● **Items from a data source**

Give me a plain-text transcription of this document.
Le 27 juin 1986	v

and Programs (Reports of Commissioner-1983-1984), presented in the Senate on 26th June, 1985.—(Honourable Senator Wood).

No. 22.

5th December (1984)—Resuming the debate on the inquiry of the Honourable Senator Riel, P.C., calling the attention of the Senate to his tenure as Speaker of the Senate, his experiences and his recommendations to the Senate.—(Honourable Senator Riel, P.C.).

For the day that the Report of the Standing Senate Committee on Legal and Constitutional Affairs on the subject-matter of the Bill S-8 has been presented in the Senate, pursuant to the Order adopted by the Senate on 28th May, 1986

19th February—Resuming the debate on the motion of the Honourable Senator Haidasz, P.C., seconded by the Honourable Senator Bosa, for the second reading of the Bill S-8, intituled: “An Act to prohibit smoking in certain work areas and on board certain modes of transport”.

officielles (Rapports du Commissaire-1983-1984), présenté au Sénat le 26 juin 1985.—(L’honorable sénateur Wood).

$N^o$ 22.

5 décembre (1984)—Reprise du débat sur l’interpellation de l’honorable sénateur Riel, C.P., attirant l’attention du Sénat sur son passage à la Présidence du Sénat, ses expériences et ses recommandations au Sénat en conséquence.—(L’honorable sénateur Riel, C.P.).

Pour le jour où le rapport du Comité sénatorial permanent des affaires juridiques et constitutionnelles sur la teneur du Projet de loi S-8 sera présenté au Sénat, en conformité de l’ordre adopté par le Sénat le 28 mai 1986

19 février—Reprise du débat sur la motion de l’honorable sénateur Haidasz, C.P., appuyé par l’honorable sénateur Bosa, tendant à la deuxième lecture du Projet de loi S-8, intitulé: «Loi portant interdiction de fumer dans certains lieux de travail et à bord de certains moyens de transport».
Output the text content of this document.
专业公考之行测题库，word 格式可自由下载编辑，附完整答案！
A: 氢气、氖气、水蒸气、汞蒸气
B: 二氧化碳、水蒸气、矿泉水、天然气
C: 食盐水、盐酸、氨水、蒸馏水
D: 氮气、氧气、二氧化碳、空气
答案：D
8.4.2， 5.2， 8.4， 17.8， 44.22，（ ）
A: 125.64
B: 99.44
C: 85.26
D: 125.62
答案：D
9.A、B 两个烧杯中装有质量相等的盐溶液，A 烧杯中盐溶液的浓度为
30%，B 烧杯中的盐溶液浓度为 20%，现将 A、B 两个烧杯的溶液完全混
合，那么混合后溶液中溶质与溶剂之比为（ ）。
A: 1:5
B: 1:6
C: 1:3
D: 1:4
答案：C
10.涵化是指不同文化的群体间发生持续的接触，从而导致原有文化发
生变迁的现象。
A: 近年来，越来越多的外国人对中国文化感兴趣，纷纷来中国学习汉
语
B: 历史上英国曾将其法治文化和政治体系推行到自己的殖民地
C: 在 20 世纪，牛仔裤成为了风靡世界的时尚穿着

● **Problem to solve**
Without leaving anything out, give the entries again exactly.

● **Full solution**
Give me a plain-text transcription of this document.
Le 27 juin 1986	v

and Programs (Reports of Commissioner-1983-1984), presented in the Senate on 26th June, 1985.—(Honourable Senator Wood).

No. 22.

5th December (1984)—Resuming the debate on the inquiry of the Honourable Senator Riel, P.C., calling the attention of the Senate to his tenure as Speaker of the Senate, his experiences and his recommendations to the Senate.—(Honourable Senator Riel, P.C.).

For the day that the Report of the Standing Senate Committee on Legal and Constitutional Affairs on the subject-matter of the Bill S-8 has been presented in the Senate, pursuant to the Order adopted by the Senate on 28th May, 1986

19th February—Resuming the debate on the motion of the Honourable Senator Haidasz, P.C., seconded by the Honourable Senator Bosa, for the second reading of the Bill S-8, intituled: “An Act to prohibit smoking in certain work areas and on board certain modes of transport”.

officielles (Rapports du Commissaire-1983-1984), présenté au Sénat le 26 juin 1985.—(L’honorable sénateur Wood).

$N^o$ 22.

5 décembre (1984)—Reprise du débat sur l’interpellation de l’honorable sénateur Riel, C.P., attirant l’attention du Sénat sur son passage à la Présidence du Sénat, ses expériences et ses recommandations au Sénat en conséquence.—(L’honorable sénateur Riel, C.P.).

Pour le jour où le rapport du Comité sénatorial permanent des affaires juridiques et constitutionnelles sur la teneur du Projet de loi S-8 sera présenté au Sénat, en conformité de l’ordre adopté par le Sénat le 28 mai 1986

19 février—Reprise du débat sur la motion de l’honorable sénateur Haidasz, C.P., appuyé par l’honorable sénateur Bosa, tendant à la deuxième lecture du Projet de loi S-8, intitulé: «Loi portant interdiction de fumer dans certains lieux de travail et à bord de certains moyens de transport».
Output the text content of this document.
专业公考之行测题库，word 格式可自由下载编辑，附完整答案！
A: 氢气、氖气、水蒸气、汞蒸气
B: 二氧化碳、水蒸气、矿泉水、天然气
C: 食盐水、盐酸、氨水、蒸馏水
D: 氮气、氧气、二氧化碳、空气
答案：D
8.4.2， 5.2， 8.4， 17.8， 44.22，（ ）
A: 125.64
B: 99.44
C: 85.26
D: 125.62
答案：D
9.A、B 两个烧杯中装有质量相等的盐溶液，A 烧杯中盐溶液的浓度为
30%，B 烧杯中的盐溶液浓度为 20%，现将 A、B 两个烧杯的溶液完全混
合，那么混合后溶液中溶质与溶剂之比为（ ）。
A: 1:5
B: 1:6
C: 1:3
D: 1:4
答案：C
10.涵化是指不同文化的群体间发生持续的接触，从而导致原有文化发
生变迁的现象。
A: 近年来，越来越多的外国人对中国文化感兴趣，纷纷来中国学习汉
语
B: 历史上英国曾将其法治文化和政治体系推行到自己的殖民地
C: 在 20 世纪，牛仔裤成为了风靡世界的时尚穿着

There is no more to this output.